[AIM OF THE EXERCISE]:
Every line that includes the word "right" is to be listed.

-------- TASK INPUT --------

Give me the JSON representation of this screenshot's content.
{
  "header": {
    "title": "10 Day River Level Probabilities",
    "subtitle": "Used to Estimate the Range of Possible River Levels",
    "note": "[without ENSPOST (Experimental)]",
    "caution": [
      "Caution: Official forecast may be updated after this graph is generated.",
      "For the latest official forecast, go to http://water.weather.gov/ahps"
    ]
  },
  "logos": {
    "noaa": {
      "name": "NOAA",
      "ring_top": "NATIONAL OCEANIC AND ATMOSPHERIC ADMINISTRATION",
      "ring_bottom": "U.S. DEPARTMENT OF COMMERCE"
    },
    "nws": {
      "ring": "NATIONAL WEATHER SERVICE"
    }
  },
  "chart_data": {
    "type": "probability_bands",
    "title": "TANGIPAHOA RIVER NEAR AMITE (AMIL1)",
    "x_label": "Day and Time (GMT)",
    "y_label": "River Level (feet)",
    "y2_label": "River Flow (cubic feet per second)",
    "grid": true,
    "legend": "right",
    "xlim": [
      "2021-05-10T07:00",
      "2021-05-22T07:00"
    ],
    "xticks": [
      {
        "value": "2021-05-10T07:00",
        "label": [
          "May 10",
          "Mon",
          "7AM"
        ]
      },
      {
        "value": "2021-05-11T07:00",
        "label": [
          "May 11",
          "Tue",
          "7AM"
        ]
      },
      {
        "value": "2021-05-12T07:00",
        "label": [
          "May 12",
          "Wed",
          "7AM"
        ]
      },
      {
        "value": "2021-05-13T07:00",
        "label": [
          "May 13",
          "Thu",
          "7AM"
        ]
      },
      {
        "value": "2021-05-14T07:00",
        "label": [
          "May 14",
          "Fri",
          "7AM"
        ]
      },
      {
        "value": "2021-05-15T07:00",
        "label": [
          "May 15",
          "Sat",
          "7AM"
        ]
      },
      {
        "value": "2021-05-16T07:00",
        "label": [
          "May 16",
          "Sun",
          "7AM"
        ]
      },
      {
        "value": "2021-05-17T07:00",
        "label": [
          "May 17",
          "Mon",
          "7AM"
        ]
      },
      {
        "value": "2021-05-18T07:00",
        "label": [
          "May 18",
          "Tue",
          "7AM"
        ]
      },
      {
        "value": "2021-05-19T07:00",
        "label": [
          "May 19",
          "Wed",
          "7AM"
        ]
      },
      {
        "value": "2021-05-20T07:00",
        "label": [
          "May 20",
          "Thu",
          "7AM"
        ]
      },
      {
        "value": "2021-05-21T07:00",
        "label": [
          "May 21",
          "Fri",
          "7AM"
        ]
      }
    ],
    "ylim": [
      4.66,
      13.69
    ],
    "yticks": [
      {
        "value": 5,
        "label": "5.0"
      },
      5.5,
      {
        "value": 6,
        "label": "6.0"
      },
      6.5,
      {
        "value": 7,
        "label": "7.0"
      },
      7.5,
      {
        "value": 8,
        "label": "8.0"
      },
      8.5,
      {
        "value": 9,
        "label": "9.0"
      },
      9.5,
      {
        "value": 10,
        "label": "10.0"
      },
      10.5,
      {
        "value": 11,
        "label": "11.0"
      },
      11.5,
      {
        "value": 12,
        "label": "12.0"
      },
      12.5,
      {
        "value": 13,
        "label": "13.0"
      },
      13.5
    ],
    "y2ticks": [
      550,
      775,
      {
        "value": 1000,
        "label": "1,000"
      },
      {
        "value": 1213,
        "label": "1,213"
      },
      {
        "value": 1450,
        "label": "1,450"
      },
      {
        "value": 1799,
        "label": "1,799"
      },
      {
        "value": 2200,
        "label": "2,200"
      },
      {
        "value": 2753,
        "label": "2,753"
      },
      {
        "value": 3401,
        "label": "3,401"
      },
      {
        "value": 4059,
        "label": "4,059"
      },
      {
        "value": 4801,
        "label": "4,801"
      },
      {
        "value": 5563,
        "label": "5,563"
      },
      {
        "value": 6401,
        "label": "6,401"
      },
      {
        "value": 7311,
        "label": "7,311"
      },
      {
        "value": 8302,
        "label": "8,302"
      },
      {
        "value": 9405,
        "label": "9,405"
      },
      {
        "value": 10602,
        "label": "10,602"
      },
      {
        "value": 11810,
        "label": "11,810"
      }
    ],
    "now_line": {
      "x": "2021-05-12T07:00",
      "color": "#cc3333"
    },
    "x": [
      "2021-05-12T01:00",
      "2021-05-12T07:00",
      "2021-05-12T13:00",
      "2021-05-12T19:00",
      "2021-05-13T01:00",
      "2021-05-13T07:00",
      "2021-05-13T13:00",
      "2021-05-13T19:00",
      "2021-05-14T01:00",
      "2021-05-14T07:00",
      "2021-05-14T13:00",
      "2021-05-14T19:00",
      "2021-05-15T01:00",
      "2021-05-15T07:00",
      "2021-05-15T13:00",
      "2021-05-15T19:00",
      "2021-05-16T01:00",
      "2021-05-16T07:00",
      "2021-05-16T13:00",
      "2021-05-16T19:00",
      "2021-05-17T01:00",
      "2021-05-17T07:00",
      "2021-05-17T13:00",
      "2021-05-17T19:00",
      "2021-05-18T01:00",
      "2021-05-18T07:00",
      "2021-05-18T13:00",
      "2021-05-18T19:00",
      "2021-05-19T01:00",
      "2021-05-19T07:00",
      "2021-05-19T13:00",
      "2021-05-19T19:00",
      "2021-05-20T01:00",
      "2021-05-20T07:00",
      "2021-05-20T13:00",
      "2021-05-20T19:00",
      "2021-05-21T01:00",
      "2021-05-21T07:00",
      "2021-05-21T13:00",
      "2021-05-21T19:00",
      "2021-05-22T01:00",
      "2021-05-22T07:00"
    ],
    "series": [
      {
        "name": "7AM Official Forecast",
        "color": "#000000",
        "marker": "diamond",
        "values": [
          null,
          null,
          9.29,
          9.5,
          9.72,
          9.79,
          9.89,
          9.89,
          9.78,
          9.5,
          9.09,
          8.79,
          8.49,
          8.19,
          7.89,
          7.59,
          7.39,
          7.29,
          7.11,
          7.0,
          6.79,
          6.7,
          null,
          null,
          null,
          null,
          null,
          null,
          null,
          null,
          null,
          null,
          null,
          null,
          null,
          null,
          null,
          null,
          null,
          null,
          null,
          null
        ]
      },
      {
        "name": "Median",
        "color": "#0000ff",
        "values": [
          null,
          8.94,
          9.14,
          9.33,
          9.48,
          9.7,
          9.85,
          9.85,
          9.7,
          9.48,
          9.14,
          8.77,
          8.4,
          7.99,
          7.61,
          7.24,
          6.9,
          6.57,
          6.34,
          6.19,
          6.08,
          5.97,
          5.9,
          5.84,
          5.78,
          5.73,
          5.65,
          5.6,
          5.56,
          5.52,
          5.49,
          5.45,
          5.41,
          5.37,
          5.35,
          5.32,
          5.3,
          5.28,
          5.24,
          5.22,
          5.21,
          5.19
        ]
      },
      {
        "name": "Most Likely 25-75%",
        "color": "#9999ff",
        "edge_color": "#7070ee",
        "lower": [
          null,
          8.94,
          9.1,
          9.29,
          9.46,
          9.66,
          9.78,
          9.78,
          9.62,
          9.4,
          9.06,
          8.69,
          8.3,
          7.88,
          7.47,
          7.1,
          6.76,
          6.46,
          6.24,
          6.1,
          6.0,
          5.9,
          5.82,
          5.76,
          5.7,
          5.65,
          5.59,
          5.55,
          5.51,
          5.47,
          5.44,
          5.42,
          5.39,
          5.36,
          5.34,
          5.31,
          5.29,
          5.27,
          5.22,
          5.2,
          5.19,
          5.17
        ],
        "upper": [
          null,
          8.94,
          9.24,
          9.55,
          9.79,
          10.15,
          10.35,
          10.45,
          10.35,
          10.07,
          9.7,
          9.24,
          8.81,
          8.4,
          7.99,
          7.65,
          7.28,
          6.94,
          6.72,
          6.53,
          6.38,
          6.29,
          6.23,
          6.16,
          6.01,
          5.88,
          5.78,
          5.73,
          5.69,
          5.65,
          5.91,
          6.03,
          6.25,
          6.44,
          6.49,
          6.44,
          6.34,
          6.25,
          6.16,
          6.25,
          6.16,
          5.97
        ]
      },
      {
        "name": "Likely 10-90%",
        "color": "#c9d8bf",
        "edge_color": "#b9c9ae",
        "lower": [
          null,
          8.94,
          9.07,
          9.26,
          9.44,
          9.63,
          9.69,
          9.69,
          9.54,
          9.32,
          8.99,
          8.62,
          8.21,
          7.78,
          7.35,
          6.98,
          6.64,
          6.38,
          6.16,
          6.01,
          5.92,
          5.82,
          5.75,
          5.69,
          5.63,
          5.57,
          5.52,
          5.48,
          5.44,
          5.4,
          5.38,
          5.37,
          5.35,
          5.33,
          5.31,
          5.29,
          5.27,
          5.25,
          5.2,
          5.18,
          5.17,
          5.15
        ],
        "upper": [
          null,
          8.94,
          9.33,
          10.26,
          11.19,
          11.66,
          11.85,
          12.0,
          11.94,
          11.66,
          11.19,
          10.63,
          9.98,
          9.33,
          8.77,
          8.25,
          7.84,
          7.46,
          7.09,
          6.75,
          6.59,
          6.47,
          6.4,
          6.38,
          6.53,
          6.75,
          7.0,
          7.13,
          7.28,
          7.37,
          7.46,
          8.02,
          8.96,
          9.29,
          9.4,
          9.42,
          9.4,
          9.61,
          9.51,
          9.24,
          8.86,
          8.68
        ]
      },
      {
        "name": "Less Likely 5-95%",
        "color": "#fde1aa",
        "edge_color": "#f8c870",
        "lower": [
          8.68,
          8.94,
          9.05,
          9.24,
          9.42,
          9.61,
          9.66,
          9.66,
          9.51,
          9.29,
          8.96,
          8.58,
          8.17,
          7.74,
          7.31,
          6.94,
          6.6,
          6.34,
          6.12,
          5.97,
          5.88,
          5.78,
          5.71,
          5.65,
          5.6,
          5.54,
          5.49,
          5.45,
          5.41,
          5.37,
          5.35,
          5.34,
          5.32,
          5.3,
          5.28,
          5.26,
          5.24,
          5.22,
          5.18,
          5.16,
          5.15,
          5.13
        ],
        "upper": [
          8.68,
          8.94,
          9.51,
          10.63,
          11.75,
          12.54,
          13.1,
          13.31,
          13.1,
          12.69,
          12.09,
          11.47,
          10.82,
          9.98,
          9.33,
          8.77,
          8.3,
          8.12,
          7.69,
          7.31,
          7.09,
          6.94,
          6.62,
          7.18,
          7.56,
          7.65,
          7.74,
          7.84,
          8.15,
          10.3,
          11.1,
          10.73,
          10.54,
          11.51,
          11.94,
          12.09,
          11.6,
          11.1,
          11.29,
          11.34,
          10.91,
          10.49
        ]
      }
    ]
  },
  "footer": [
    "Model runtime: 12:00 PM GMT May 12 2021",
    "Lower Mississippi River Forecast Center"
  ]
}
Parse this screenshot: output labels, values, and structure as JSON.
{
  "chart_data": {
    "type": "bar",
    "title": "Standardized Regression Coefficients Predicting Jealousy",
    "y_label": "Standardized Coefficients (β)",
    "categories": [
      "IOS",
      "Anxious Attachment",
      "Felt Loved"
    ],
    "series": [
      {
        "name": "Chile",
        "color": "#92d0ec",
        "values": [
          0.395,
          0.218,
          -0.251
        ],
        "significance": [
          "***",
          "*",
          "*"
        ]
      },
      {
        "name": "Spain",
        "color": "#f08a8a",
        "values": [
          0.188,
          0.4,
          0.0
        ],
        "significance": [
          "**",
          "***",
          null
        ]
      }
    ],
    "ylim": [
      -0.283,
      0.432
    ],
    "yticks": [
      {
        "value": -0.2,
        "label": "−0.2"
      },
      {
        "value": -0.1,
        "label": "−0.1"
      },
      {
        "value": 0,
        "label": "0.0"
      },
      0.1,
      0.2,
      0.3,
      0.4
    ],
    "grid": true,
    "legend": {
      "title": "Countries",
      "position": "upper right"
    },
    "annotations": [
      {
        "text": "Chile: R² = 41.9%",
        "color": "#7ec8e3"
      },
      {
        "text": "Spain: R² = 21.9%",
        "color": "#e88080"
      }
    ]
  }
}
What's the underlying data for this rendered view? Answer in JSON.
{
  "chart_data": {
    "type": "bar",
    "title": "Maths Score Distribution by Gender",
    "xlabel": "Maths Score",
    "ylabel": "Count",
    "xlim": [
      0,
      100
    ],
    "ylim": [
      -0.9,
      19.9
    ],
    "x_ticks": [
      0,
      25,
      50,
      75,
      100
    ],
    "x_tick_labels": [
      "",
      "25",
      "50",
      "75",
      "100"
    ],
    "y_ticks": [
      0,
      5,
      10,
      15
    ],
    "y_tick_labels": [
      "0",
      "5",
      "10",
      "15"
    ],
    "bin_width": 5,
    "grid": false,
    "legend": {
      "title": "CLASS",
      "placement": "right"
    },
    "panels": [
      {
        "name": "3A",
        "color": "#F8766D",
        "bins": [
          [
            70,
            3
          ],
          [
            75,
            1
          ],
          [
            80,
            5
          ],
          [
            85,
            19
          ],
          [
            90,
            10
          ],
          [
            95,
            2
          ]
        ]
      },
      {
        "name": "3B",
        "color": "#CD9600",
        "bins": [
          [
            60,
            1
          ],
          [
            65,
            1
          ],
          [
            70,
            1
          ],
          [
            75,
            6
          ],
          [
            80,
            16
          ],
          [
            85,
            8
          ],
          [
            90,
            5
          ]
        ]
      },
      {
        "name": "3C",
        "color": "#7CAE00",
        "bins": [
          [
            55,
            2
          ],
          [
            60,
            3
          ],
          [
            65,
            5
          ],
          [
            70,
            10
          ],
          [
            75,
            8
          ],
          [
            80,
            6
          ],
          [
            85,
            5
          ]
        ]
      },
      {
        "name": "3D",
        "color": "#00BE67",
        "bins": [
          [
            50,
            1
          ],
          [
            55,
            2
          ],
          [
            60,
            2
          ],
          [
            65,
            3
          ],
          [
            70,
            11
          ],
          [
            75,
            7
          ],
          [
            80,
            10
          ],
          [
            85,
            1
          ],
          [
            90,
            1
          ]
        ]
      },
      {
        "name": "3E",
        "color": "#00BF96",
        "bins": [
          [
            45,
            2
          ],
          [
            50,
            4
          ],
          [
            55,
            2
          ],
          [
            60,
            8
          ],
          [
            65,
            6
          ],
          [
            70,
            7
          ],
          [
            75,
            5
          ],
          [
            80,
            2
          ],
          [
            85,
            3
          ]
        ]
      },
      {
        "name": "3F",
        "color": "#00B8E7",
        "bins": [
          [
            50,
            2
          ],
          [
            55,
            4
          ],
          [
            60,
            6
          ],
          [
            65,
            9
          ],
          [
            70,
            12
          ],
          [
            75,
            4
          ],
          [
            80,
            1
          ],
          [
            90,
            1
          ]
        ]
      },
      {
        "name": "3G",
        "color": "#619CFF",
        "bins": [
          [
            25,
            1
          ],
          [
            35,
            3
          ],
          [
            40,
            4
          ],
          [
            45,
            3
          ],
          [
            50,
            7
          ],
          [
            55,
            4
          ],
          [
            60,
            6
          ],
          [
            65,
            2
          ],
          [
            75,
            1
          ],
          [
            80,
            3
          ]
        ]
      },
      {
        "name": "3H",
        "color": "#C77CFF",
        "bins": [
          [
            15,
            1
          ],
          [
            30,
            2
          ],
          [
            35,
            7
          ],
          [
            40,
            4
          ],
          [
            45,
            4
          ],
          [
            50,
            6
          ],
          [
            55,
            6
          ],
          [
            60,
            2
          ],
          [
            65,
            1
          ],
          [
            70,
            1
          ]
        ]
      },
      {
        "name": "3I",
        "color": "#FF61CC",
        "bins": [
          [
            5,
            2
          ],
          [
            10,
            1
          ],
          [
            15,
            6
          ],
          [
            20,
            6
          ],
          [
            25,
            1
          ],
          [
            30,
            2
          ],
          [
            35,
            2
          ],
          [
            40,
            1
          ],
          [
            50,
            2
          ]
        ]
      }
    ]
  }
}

--------

[WRITTEN ANSWER]:
    "legend": "right",
      "position": "upper right"
      "placement": "right"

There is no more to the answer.